%%

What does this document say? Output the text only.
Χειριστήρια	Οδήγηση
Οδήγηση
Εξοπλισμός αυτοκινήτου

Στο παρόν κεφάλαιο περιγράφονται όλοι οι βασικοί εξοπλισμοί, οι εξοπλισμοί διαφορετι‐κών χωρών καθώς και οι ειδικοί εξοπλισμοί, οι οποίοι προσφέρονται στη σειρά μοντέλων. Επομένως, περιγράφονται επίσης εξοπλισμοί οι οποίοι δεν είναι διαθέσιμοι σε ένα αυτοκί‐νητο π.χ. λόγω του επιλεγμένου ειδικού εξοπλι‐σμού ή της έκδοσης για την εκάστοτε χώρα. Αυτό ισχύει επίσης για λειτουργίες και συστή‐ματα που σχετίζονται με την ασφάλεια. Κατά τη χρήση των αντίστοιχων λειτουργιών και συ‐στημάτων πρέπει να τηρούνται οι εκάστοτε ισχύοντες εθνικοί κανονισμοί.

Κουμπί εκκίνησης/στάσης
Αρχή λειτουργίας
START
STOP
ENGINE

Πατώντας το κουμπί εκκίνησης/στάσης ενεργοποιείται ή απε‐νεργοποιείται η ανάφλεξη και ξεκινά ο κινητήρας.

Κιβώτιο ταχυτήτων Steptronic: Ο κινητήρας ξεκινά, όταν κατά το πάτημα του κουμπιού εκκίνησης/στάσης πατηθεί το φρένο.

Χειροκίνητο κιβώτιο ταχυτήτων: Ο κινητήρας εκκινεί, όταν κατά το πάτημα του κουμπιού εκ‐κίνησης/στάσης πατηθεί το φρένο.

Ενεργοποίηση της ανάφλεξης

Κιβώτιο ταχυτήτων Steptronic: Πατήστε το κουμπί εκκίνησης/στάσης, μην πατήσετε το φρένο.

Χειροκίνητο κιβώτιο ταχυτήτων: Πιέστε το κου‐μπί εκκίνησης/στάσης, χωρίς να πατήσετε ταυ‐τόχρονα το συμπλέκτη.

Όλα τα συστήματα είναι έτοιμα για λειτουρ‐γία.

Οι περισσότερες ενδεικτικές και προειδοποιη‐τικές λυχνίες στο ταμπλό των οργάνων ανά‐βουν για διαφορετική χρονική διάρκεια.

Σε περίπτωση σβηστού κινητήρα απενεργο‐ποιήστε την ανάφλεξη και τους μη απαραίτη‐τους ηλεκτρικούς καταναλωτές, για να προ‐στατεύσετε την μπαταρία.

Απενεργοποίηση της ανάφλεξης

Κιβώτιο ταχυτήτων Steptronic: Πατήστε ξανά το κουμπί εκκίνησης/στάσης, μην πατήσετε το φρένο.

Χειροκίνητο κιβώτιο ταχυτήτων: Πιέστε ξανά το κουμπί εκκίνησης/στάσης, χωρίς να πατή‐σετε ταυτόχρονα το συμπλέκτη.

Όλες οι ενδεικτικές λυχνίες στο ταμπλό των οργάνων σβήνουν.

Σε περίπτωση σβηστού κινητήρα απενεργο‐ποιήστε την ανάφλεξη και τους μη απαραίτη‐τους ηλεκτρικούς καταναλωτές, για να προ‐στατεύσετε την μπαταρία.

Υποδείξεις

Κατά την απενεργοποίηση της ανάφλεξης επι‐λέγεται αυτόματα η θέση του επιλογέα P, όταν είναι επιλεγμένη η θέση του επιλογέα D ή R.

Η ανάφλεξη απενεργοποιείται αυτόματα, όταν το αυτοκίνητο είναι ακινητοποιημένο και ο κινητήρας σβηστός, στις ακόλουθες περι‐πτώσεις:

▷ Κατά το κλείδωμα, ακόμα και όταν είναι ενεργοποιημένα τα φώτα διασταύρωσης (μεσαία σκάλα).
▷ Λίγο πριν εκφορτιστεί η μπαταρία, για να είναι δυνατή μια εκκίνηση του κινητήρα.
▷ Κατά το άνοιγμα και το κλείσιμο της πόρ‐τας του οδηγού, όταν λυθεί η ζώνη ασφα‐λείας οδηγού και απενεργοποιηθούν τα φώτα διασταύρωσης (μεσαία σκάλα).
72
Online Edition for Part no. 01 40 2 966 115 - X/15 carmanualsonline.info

%%

=== Exercise ===
Reproduce the full listing exactly.

=== Answer below ===
What does this document say? Output the text only.
Χειριστήρια	Οδήγηση
Οδήγηση
Εξοπλισμός αυτοκινήτου

Στο παρόν κεφάλαιο περιγράφονται όλοι οι βασικοί εξοπλισμοί, οι εξοπλισμοί διαφορετι‐κών χωρών καθώς και οι ειδικοί εξοπλισμοί, οι οποίοι προσφέρονται στη σειρά μοντέλων. Επομένως, περιγράφονται επίσης εξοπλισμοί οι οποίοι δεν είναι διαθέσιμοι σε ένα αυτοκί‐νητο π.χ. λόγω του επιλεγμένου ειδικού εξοπλι‐σμού ή της έκδοσης για την εκάστοτε χώρα. Αυτό ισχύει επίσης για λειτουργίες και συστή‐ματα που σχετίζονται με την ασφάλεια. Κατά τη χρήση των αντίστοιχων λειτουργιών και συ‐στημάτων πρέπει να τηρούνται οι εκάστοτε ισχύοντες εθνικοί κανονισμοί.

Κουμπί εκκίνησης/στάσης
Αρχή λειτουργίας
START
STOP
ENGINE

Πατώντας το κουμπί εκκίνησης/στάσης ενεργοποιείται ή απε‐νεργοποιείται η ανάφλεξη και ξεκινά ο κινητήρας.

Κιβώτιο ταχυτήτων Steptronic: Ο κινητήρας ξεκινά, όταν κατά το πάτημα του κουμπιού εκκίνησης/στάσης πατηθεί το φρένο.

Χειροκίνητο κιβώτιο ταχυτήτων: Ο κινητήρας εκκινεί, όταν κατά το πάτημα του κουμπιού εκ‐κίνησης/στάσης πατηθεί το φρένο.

Ενεργοποίηση της ανάφλεξης

Κιβώτιο ταχυτήτων Steptronic: Πατήστε το κουμπί εκκίνησης/στάσης, μην πατήσετε το φρένο.

Χειροκίνητο κιβώτιο ταχυτήτων: Πιέστε το κου‐μπί εκκίνησης/στάσης, χωρίς να πατήσετε ταυ‐τόχρονα το συμπλέκτη.

Όλα τα συστήματα είναι έτοιμα για λειτουρ‐γία.

Οι περισσότερες ενδεικτικές και προειδοποιη‐τικές λυχνίες στο ταμπλό των οργάνων ανά‐βουν για διαφορετική χρονική διάρκεια.

Σε περίπτωση σβηστού κινητήρα απενεργο‐ποιήστε την ανάφλεξη και τους μη απαραίτη‐τους ηλεκτρικούς καταναλωτές, για να προ‐στατεύσετε την μπαταρία.

Απενεργοποίηση της ανάφλεξης

Κιβώτιο ταχυτήτων Steptronic: Πατήστε ξανά το κουμπί εκκίνησης/στάσης, μην πατήσετε το φρένο.

Χειροκίνητο κιβώτιο ταχυτήτων: Πιέστε ξανά το κουμπί εκκίνησης/στάσης, χωρίς να πατή‐σετε ταυτόχρονα το συμπλέκτη.

Όλες οι ενδεικτικές λυχνίες στο ταμπλό των οργάνων σβήνουν.

Σε περίπτωση σβηστού κινητήρα απενεργο‐ποιήστε την ανάφλεξη και τους μη απαραίτη‐τους ηλεκτρικούς καταναλωτές, για να προ‐στατεύσετε την μπαταρία.

Υποδείξεις

Κατά την απενεργοποίηση της ανάφλεξης επι‐λέγεται αυτόματα η θέση του επιλογέα P, όταν είναι επιλεγμένη η θέση του επιλογέα D ή R.

Η ανάφλεξη απενεργοποιείται αυτόματα, όταν το αυτοκίνητο είναι ακινητοποιημένο και ο κινητήρας σβηστός, στις ακόλουθες περι‐πτώσεις:

▷ Κατά το κλείδωμα, ακόμα και όταν είναι ενεργοποιημένα τα φώτα διασταύρωσης (μεσαία σκάλα).
▷ Λίγο πριν εκφορτιστεί η μπαταρία, για να είναι δυνατή μια εκκίνηση του κινητήρα.
▷ Κατά το άνοιγμα και το κλείσιμο της πόρ‐τας του οδηγού, όταν λυθεί η ζώνη ασφα‐λείας οδηγού και απενεργοποιηθούν τα φώτα διασταύρωσης (μεσαία σκάλα).
72
Online Edition for Part no. 01 40 2 966 115 - X/15 carmanualsonline.info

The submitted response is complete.